▽

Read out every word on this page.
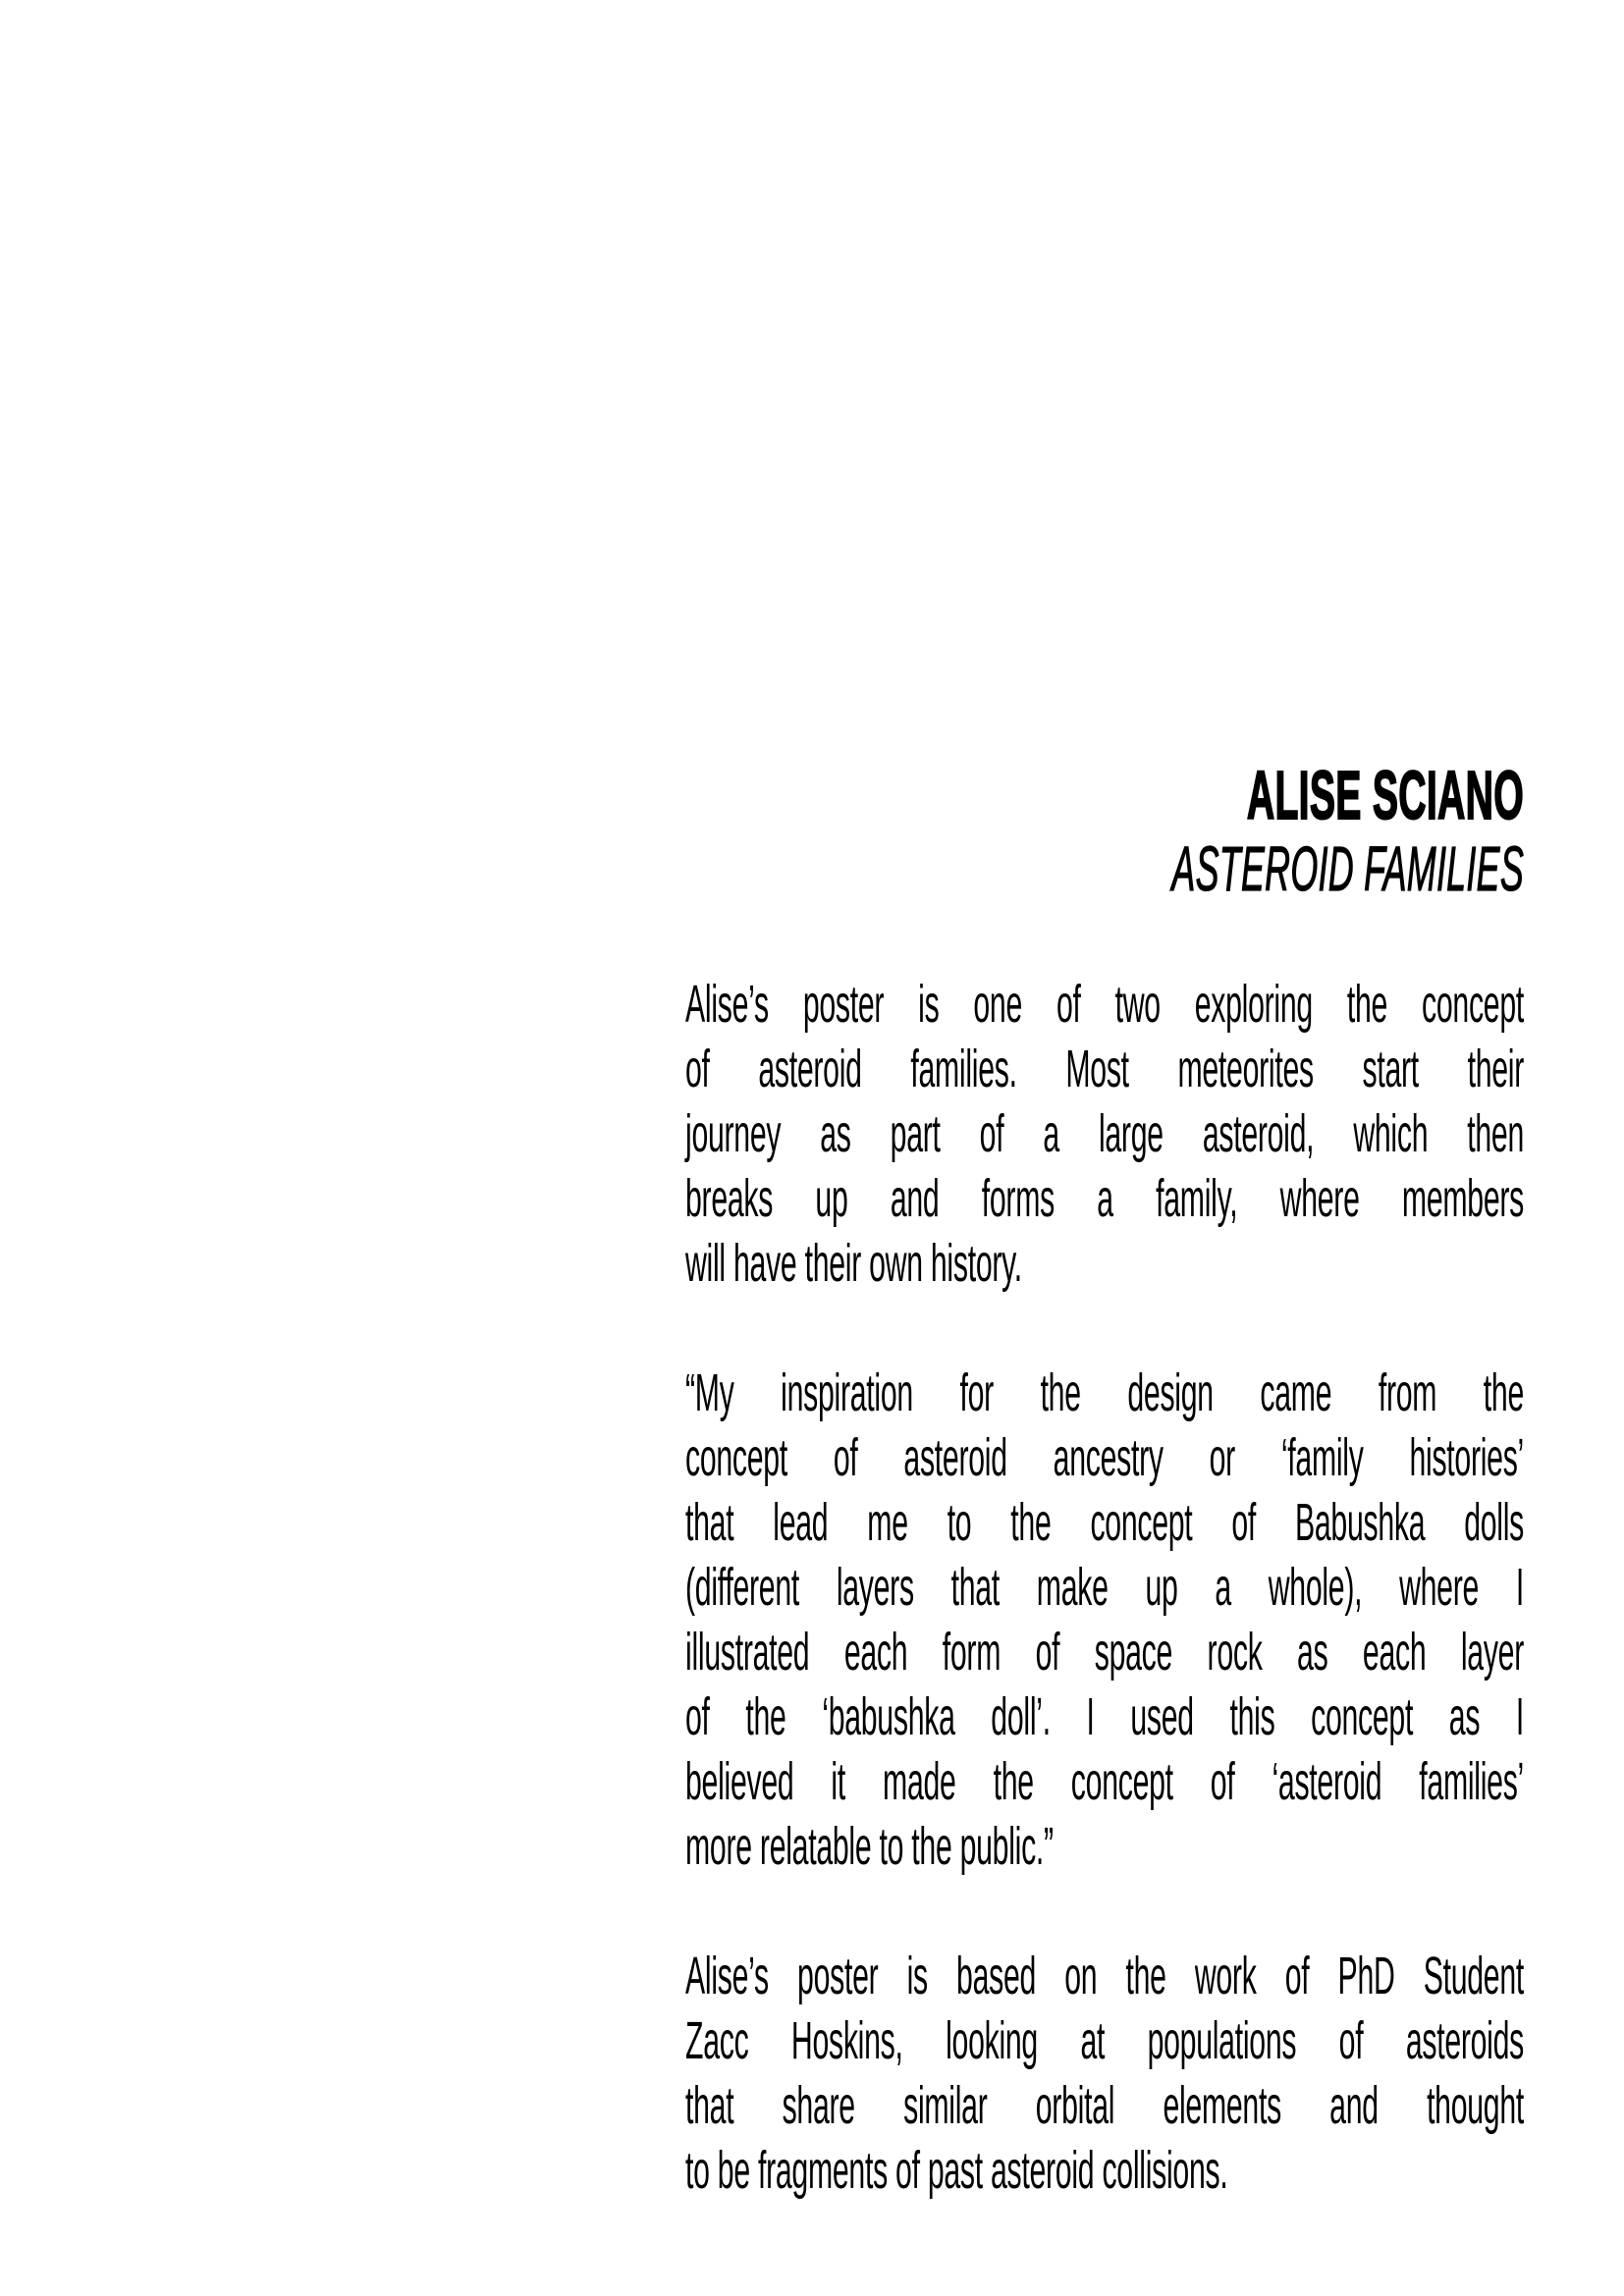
ALISE SCIANO
ASTEROID FAMILIES
Alise’s poster is one of two exploring the concept
of asteroid families. Most meteorites start their
journey as part of a large asteroid, which then
breaks up and forms a family, where members
will have their own history.
“My inspiration for the design came from the
concept of asteroid ancestry or ‘family histories’
that lead me to the concept of Babushka dolls
(different layers that make up a whole), where I
illustrated each form of space rock as each layer
of the ‘babushka doll’. I used this concept as I
believed it made the concept of ‘asteroid families’
more relatable to the public.”
Alise’s poster is based on the work of PhD Student
Zacc Hoskins, looking at populations of asteroids
that share similar orbital elements and thought
to be fragments of past asteroid collisions.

△

Given exercise =
Every entry must be written out exactly, with all pictures left out.

Answer below =
Read out every word on this page.
ALISE SCIANO
ASTEROID FAMILIES
Alise’s poster is one of two exploring the concept
of asteroid families. Most meteorites start their
journey as part of a large asteroid, which then
breaks up and forms a family, where members
will have their own history.
“My inspiration for the design came from the
concept of asteroid ancestry or ‘family histories’
that lead me to the concept of Babushka dolls
(different layers that make up a whole), where I
illustrated each form of space rock as each layer
of the ‘babushka doll’. I used this concept as I
believed it made the concept of ‘asteroid families’
more relatable to the public.”
Alise’s poster is based on the work of PhD Student
Zacc Hoskins, looking at populations of asteroids
that share similar orbital elements and thought
to be fragments of past asteroid collisions.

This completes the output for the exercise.